■ **MATERIAL FOR THE TASK**:

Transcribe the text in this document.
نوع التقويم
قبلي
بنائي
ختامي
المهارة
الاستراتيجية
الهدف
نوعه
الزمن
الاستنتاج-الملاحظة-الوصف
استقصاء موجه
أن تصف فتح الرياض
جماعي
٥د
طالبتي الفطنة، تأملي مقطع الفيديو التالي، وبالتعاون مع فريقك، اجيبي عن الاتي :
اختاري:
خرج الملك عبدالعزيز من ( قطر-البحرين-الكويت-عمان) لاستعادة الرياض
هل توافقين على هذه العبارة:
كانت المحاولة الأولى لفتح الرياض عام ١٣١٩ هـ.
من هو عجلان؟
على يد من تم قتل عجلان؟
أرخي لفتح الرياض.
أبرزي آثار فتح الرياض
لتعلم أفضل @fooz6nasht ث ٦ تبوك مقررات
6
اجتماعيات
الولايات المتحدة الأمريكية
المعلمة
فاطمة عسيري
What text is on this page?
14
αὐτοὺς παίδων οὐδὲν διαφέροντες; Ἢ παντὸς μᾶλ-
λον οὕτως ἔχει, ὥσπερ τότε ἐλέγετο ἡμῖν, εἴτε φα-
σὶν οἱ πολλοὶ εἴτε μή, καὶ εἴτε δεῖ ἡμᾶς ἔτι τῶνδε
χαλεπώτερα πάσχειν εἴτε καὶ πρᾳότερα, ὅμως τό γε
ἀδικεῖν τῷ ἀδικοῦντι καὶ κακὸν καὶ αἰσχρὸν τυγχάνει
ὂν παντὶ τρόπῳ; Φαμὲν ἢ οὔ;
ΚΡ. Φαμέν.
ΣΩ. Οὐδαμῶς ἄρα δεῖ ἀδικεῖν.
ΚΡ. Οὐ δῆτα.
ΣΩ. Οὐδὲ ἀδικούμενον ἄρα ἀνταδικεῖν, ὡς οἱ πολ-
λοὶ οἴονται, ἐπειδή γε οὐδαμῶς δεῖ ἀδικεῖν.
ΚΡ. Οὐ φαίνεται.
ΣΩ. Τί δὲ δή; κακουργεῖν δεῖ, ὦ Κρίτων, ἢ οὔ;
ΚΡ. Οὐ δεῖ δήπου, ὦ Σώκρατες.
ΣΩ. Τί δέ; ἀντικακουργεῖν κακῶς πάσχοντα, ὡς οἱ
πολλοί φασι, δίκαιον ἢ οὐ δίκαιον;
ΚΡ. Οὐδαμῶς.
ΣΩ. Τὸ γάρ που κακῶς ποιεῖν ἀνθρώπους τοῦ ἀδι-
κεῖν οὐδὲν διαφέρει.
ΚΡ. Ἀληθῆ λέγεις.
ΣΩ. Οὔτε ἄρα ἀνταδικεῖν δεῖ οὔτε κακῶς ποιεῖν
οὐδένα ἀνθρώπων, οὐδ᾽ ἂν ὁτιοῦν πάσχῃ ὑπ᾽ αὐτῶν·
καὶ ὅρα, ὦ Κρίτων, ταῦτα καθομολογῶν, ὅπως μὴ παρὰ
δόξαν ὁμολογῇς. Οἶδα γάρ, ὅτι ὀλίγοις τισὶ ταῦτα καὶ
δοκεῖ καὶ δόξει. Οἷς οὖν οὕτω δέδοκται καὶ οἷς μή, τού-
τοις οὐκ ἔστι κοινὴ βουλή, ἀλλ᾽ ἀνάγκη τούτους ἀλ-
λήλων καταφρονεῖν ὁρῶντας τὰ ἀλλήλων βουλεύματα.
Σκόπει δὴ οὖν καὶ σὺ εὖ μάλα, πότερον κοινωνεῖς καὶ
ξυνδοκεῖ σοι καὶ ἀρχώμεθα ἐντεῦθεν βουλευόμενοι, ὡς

■ **INSTRUCTION**:
Show the lines of the records that include the string "this".

■ **WRITTEN RESPONSE**:
Transcribe the text in this document.
What text is on this page?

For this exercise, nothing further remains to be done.